• **AIM**: Copy all the material below, exactly as it stands.

___ DATASET ENTRIES ___

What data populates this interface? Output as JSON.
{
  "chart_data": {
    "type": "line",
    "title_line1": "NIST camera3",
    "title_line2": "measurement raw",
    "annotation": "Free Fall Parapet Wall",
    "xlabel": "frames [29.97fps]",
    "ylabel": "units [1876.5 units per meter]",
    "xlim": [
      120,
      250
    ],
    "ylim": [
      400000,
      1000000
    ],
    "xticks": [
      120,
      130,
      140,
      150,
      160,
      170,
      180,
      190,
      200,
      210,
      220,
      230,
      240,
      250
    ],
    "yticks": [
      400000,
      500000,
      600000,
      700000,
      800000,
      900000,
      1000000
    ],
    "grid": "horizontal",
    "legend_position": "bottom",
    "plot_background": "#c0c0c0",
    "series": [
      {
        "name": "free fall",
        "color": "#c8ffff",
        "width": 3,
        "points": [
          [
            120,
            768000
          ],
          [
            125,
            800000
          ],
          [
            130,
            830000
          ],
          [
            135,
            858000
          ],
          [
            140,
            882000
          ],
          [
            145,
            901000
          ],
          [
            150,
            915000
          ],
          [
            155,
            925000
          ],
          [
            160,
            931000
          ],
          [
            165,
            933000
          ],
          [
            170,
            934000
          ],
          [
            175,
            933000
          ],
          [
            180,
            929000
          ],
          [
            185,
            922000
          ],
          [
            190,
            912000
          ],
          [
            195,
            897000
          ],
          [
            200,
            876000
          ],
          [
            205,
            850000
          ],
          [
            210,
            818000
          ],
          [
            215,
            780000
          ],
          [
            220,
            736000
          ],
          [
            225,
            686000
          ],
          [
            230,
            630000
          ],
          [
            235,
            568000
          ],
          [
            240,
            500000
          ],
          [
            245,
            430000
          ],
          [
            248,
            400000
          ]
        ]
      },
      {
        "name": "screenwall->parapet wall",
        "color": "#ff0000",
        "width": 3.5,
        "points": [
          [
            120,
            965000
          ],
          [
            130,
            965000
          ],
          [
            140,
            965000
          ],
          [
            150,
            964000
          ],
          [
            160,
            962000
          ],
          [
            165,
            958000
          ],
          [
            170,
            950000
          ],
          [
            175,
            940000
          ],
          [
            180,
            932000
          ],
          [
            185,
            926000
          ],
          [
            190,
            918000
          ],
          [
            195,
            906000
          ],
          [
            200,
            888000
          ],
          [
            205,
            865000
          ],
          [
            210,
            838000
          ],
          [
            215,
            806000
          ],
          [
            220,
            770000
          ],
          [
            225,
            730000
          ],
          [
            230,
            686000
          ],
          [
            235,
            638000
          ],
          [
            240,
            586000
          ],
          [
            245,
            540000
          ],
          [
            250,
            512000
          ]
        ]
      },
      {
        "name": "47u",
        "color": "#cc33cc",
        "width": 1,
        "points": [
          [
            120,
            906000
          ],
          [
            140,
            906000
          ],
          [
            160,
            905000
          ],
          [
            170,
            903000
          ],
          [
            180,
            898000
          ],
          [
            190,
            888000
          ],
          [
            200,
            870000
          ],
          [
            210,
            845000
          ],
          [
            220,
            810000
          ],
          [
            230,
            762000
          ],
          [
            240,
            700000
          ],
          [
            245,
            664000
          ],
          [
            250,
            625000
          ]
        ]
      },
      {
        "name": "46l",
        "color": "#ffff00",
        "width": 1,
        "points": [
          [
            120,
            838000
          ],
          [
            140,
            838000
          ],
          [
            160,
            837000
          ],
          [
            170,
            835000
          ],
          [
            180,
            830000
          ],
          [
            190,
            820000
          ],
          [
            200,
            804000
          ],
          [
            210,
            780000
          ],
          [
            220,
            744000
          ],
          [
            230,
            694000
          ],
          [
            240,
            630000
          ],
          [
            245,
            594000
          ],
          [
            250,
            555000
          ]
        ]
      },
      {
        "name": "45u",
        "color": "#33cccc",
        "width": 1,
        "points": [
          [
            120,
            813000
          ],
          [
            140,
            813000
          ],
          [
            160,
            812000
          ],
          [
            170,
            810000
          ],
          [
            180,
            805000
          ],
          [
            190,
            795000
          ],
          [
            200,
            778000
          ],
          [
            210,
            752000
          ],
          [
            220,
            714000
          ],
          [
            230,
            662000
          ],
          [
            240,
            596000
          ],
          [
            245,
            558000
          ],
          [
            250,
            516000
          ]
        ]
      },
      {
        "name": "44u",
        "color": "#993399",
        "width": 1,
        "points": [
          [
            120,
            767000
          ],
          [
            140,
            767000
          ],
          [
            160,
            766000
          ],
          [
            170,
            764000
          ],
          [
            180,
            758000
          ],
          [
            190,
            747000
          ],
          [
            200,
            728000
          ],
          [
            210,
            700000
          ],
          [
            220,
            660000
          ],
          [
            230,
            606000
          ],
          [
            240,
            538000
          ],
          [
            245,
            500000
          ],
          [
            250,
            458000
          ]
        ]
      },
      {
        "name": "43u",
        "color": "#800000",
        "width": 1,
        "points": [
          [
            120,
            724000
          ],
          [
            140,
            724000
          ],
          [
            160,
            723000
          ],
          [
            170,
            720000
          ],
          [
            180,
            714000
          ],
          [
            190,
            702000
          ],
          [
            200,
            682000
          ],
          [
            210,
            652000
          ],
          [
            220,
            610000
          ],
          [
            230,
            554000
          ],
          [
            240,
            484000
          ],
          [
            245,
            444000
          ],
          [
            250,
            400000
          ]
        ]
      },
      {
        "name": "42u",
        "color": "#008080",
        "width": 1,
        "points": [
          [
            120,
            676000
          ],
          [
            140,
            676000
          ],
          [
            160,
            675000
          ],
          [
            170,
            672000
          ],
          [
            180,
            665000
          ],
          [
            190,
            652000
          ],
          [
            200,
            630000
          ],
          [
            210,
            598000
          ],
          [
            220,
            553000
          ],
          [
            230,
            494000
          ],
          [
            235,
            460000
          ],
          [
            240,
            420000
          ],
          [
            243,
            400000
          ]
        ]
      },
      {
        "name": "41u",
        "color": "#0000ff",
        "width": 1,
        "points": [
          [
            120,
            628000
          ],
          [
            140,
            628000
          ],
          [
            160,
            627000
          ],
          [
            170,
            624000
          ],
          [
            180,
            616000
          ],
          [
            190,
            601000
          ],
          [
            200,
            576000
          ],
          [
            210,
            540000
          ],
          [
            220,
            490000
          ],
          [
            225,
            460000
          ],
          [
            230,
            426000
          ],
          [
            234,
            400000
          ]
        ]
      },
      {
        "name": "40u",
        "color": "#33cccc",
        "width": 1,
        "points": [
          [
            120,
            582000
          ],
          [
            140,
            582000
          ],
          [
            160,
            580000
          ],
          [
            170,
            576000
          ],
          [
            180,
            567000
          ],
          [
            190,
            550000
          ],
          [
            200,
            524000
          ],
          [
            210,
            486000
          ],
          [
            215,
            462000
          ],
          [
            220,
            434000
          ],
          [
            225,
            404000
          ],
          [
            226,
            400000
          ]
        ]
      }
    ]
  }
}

___

• **FULL SOLUTION**:
What data populates this interface? Output as JSON.
{
  "chart_data": {
    "type": "line",
    "title_line1": "NIST camera3",
    "title_line2": "measurement raw",
    "annotation": "Free Fall Parapet Wall",
    "xlabel": "frames [29.97fps]",
    "ylabel": "units [1876.5 units per meter]",
    "xlim": [
      120,
      250
    ],
    "ylim": [
      400000,
      1000000
    ],
    "xticks": [
      120,
      130,
      140,
      150,
      160,
      170,
      180,
      190,
      200,
      210,
      220,
      230,
      240,
      250
    ],
    "yticks": [
      400000,
      500000,
      600000,
      700000,
      800000,
      900000,
      1000000
    ],
    "grid": "horizontal",
    "legend_position": "bottom",
    "plot_background": "#c0c0c0",
    "series": [
      {
        "name": "free fall",
        "color": "#c8ffff",
        "width": 3,
        "points": [
          [
            120,
            768000
          ],
          [
            125,
            800000
          ],
          [
            130,
            830000
          ],
          [
            135,
            858000
          ],
          [
            140,
            882000
          ],
          [
            145,
            901000
          ],
          [
            150,
            915000
          ],
          [
            155,
            925000
          ],
          [
            160,
            931000
          ],
          [
            165,
            933000
          ],
          [
            170,
            934000
          ],
          [
            175,
            933000
          ],
          [
            180,
            929000
          ],
          [
            185,
            922000
          ],
          [
            190,
            912000
          ],
          [
            195,
            897000
          ],
          [
            200,
            876000
          ],
          [
            205,
            850000
          ],
          [
            210,
            818000
          ],
          [
            215,
            780000
          ],
          [
            220,
            736000
          ],
          [
            225,
            686000
          ],
          [
            230,
            630000
          ],
          [
            235,
            568000
          ],
          [
            240,
            500000
          ],
          [
            245,
            430000
          ],
          [
            248,
            400000
          ]
        ]
      },
      {
        "name": "screenwall->parapet wall",
        "color": "#ff0000",
        "width": 3.5,
        "points": [
          [
            120,
            965000
          ],
          [
            130,
            965000
          ],
          [
            140,
            965000
          ],
          [
            150,
            964000
          ],
          [
            160,
            962000
          ],
          [
            165,
            958000
          ],
          [
            170,
            950000
          ],
          [
            175,
            940000
          ],
          [
            180,
            932000
          ],
          [
            185,
            926000
          ],
          [
            190,
            918000
          ],
          [
            195,
            906000
          ],
          [
            200,
            888000
          ],
          [
            205,
            865000
          ],
          [
            210,
            838000
          ],
          [
            215,
            806000
          ],
          [
            220,
            770000
          ],
          [
            225,
            730000
          ],
          [
            230,
            686000
          ],
          [
            235,
            638000
          ],
          [
            240,
            586000
          ],
          [
            245,
            540000
          ],
          [
            250,
            512000
          ]
        ]
      },
      {
        "name": "47u",
        "color": "#cc33cc",
        "width": 1,
        "points": [
          [
            120,
            906000
          ],
          [
            140,
            906000
          ],
          [
            160,
            905000
          ],
          [
            170,
            903000
          ],
          [
            180,
            898000
          ],
          [
            190,
            888000
          ],
          [
            200,
            870000
          ],
          [
            210,
            845000
          ],
          [
            220,
            810000
          ],
          [
            230,
            762000
          ],
          [
            240,
            700000
          ],
          [
            245,
            664000
          ],
          [
            250,
            625000
          ]
        ]
      },
      {
        "name": "46l",
        "color": "#ffff00",
        "width": 1,
        "points": [
          [
            120,
            838000
          ],
          [
            140,
            838000
          ],
          [
            160,
            837000
          ],
          [
            170,
            835000
          ],
          [
            180,
            830000
          ],
          [
            190,
            820000
          ],
          [
            200,
            804000
          ],
          [
            210,
            780000
          ],
          [
            220,
            744000
          ],
          [
            230,
            694000
          ],
          [
            240,
            630000
          ],
          [
            245,
            594000
          ],
          [
            250,
            555000
          ]
        ]
      },
      {
        "name": "45u",
        "color": "#33cccc",
        "width": 1,
        "points": [
          [
            120,
            813000
          ],
          [
            140,
            813000
          ],
          [
            160,
            812000
          ],
          [
            170,
            810000
          ],
          [
            180,
            805000
          ],
          [
            190,
            795000
          ],
          [
            200,
            778000
          ],
          [
            210,
            752000
          ],
          [
            220,
            714000
          ],
          [
            230,
            662000
          ],
          [
            240,
            596000
          ],
          [
            245,
            558000
          ],
          [
            250,
            516000
          ]
        ]
      },
      {
        "name": "44u",
        "color": "#993399",
        "width": 1,
        "points": [
          [
            120,
            767000
          ],
          [
            140,
            767000
          ],
          [
            160,
            766000
          ],
          [
            170,
            764000
          ],
          [
            180,
            758000
          ],
          [
            190,
            747000
          ],
          [
            200,
            728000
          ],
          [
            210,
            700000
          ],
          [
            220,
            660000
          ],
          [
            230,
            606000
          ],
          [
            240,
            538000
          ],
          [
            245,
            500000
          ],
          [
            250,
            458000
          ]
        ]
      },
      {
        "name": "43u",
        "color": "#800000",
        "width": 1,
        "points": [
          [
            120,
            724000
          ],
          [
            140,
            724000
          ],
          [
            160,
            723000
          ],
          [
            170,
            720000
          ],
          [
            180,
            714000
          ],
          [
            190,
            702000
          ],
          [
            200,
            682000
          ],
          [
            210,
            652000
          ],
          [
            220,
            610000
          ],
          [
            230,
            554000
          ],
          [
            240,
            484000
          ],
          [
            245,
            444000
          ],
          [
            250,
            400000
          ]
        ]
      },
      {
        "name": "42u",
        "color": "#008080",
        "width": 1,
        "points": [
          [
            120,
            676000
          ],
          [
            140,
            676000
          ],
          [
            160,
            675000
          ],
          [
            170,
            672000
          ],
          [
            180,
            665000
          ],
          [
            190,
            652000
          ],
          [
            200,
            630000
          ],
          [
            210,
            598000
          ],
          [
            220,
            553000
          ],
          [
            230,
            494000
          ],
          [
            235,
            460000
          ],
          [
            240,
            420000
          ],
          [
            243,
            400000
          ]
        ]
      },
      {
        "name": "41u",
        "color": "#0000ff",
        "width": 1,
        "points": [
          [
            120,
            628000
          ],
          [
            140,
            628000
          ],
          [
            160,
            627000
          ],
          [
            170,
            624000
          ],
          [
            180,
            616000
          ],
          [
            190,
            601000
          ],
          [
            200,
            576000
          ],
          [
            210,
            540000
          ],
          [
            220,
            490000
          ],
          [
            225,
            460000
          ],
          [
            230,
            426000
          ],
          [
            234,
            400000
          ]
        ]
      },
      {
        "name": "40u",
        "color": "#33cccc",
        "width": 1,
        "points": [
          [
            120,
            582000
          ],
          [
            140,
            582000
          ],
          [
            160,
            580000
          ],
          [
            170,
            576000
          ],
          [
            180,
            567000
          ],
          [
            190,
            550000
          ],
          [
            200,
            524000
          ],
          [
            210,
            486000
          ],
          [
            215,
            462000
          ],
          [
            220,
            434000
          ],
          [
            225,
            404000
          ],
          [
            226,
            400000
          ]
        ]
      }
    ]
  }
}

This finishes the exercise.